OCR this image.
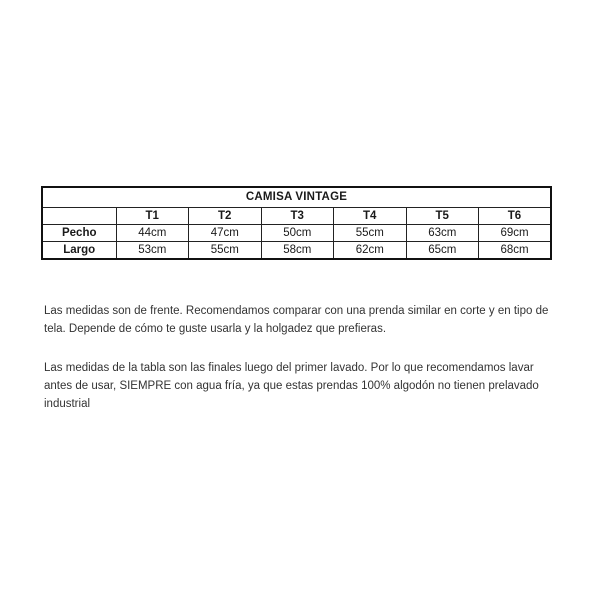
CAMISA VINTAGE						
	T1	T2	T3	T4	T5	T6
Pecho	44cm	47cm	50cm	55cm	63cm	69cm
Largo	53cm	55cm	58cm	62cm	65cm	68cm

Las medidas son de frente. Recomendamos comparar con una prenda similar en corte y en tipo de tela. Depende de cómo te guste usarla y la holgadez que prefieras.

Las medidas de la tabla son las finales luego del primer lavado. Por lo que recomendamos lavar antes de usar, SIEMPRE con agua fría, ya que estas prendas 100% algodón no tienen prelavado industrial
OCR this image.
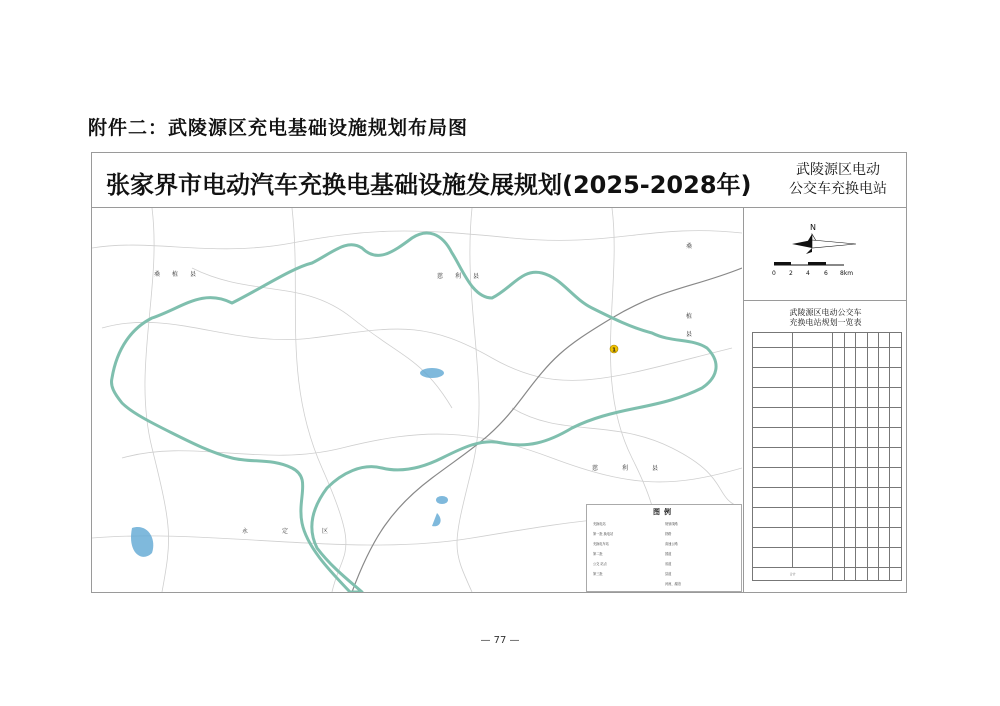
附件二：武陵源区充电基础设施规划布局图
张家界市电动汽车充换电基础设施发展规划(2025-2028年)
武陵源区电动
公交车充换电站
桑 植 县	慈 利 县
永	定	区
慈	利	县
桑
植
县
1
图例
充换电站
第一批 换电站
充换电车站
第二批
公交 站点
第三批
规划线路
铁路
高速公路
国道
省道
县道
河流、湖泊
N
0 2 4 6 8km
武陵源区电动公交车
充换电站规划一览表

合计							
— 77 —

==

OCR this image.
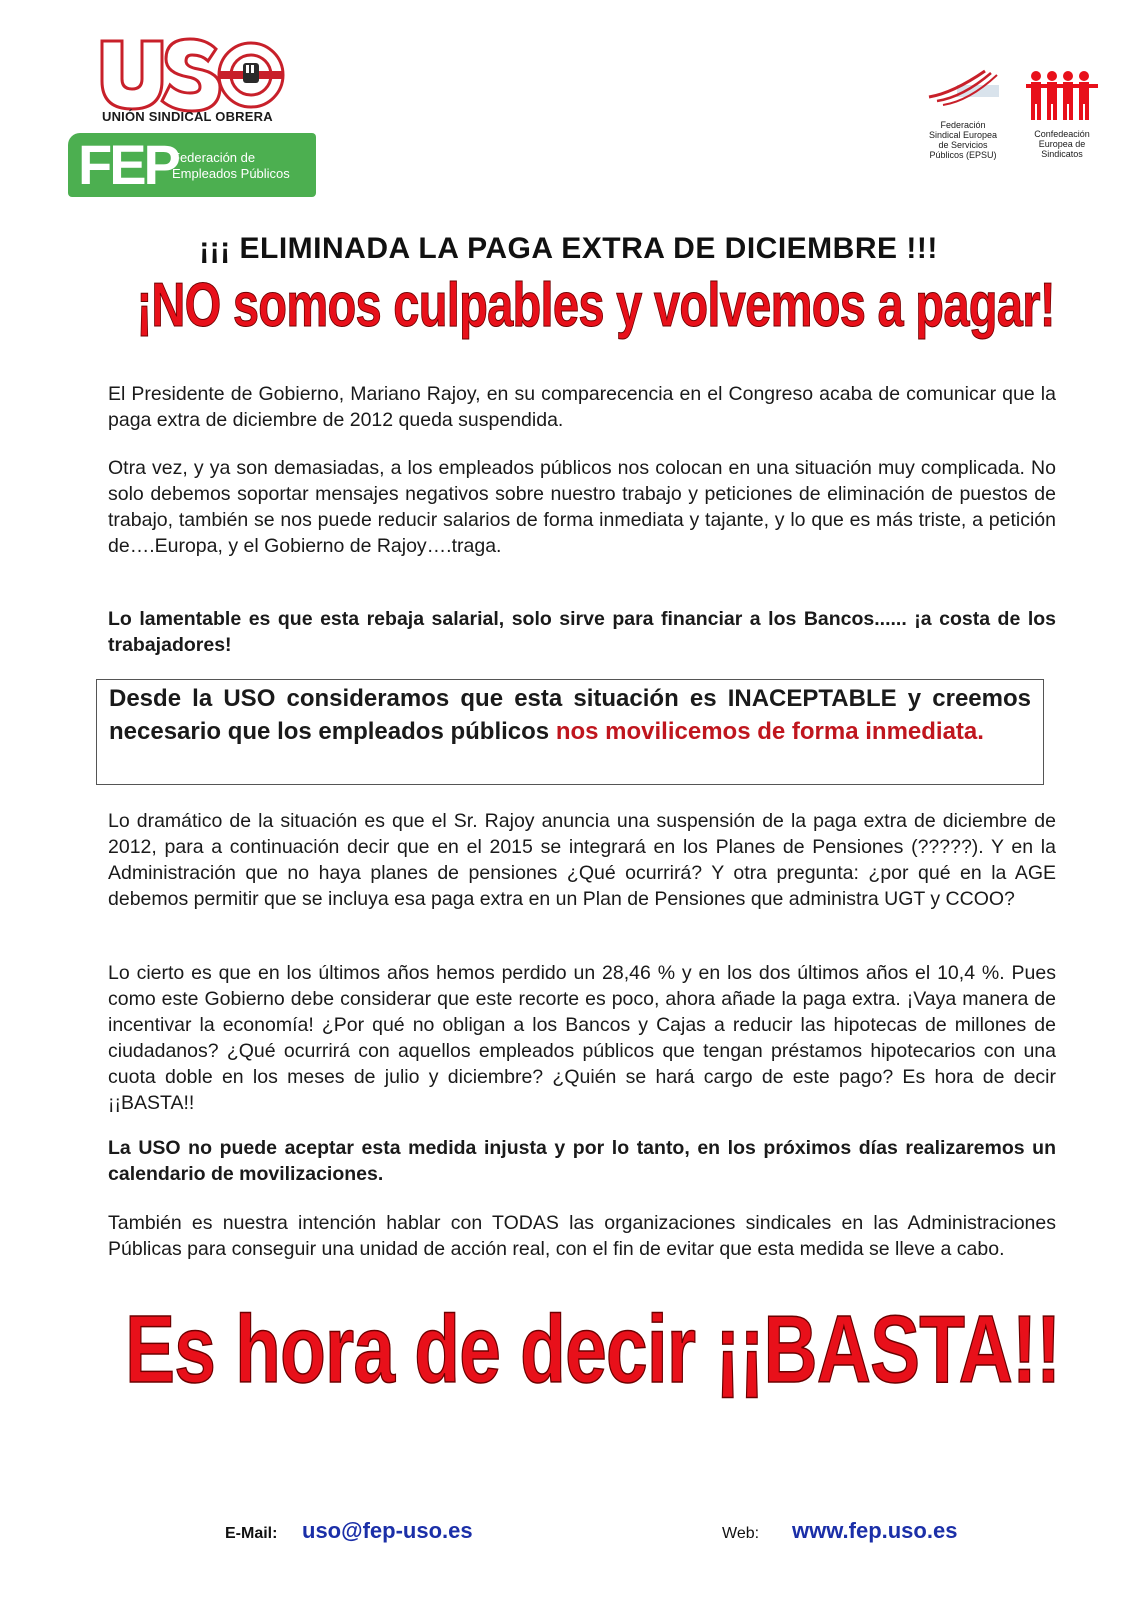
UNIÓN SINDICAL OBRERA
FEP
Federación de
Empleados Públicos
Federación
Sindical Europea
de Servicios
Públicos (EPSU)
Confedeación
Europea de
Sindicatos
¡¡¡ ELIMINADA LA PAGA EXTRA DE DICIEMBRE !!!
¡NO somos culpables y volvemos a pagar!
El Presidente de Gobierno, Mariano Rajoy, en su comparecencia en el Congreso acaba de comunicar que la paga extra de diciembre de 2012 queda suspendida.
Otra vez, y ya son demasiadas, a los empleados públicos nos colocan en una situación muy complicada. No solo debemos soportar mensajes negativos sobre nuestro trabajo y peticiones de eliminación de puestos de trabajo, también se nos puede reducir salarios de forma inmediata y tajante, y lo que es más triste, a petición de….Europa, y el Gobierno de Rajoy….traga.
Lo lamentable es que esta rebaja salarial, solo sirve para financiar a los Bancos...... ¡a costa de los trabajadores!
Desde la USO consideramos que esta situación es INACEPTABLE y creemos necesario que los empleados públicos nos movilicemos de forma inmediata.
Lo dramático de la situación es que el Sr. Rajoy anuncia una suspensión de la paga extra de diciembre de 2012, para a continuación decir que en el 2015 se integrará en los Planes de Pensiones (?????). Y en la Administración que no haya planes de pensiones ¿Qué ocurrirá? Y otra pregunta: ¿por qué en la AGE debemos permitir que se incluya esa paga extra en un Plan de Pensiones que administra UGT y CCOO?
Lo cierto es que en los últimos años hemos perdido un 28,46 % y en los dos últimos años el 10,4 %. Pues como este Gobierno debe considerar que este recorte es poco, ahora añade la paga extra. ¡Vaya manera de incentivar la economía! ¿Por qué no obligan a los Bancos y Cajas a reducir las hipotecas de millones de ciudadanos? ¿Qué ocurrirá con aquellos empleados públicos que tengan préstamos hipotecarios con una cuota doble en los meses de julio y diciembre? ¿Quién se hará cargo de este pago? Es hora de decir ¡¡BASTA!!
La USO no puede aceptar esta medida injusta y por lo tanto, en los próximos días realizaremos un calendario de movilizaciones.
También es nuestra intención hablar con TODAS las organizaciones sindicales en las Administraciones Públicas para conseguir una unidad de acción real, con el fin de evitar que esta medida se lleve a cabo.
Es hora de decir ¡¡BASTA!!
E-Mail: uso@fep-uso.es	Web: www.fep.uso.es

EXERCISE DIRECTIONS: Which lines hold the string "ocurrirá"? List them all.

PROBLEM SOLUTION:
Lo dramático de la situación es que el Sr. Rajoy anuncia una suspensión de la paga extra de diciembre de 2012, para a continuación decir que en el 2015 se integrará en los Planes de Pensiones (?????). Y en la Administración que no haya planes de pensiones ¿Qué ocurrirá? Y otra pregunta: ¿por qué en la AGE debemos permitir que se incluya esa paga extra en un Plan de Pensiones que administra UGT y CCOO?
Lo cierto es que en los últimos años hemos perdido un 28,46 % y en los dos últimos años el 10,4 %. Pues como este Gobierno debe considerar que este recorte es poco, ahora añade la paga extra. ¡Vaya manera de incentivar la economía! ¿Por qué no obligan a los Bancos y Cajas a reducir las hipotecas de millones de ciudadanos? ¿Qué ocurrirá con aquellos empleados públicos que tengan préstamos hipotecarios con una cuota doble en los meses de julio y diciembre? ¿Quién se hará cargo de este pago? Es hora de decir ¡¡BASTA!!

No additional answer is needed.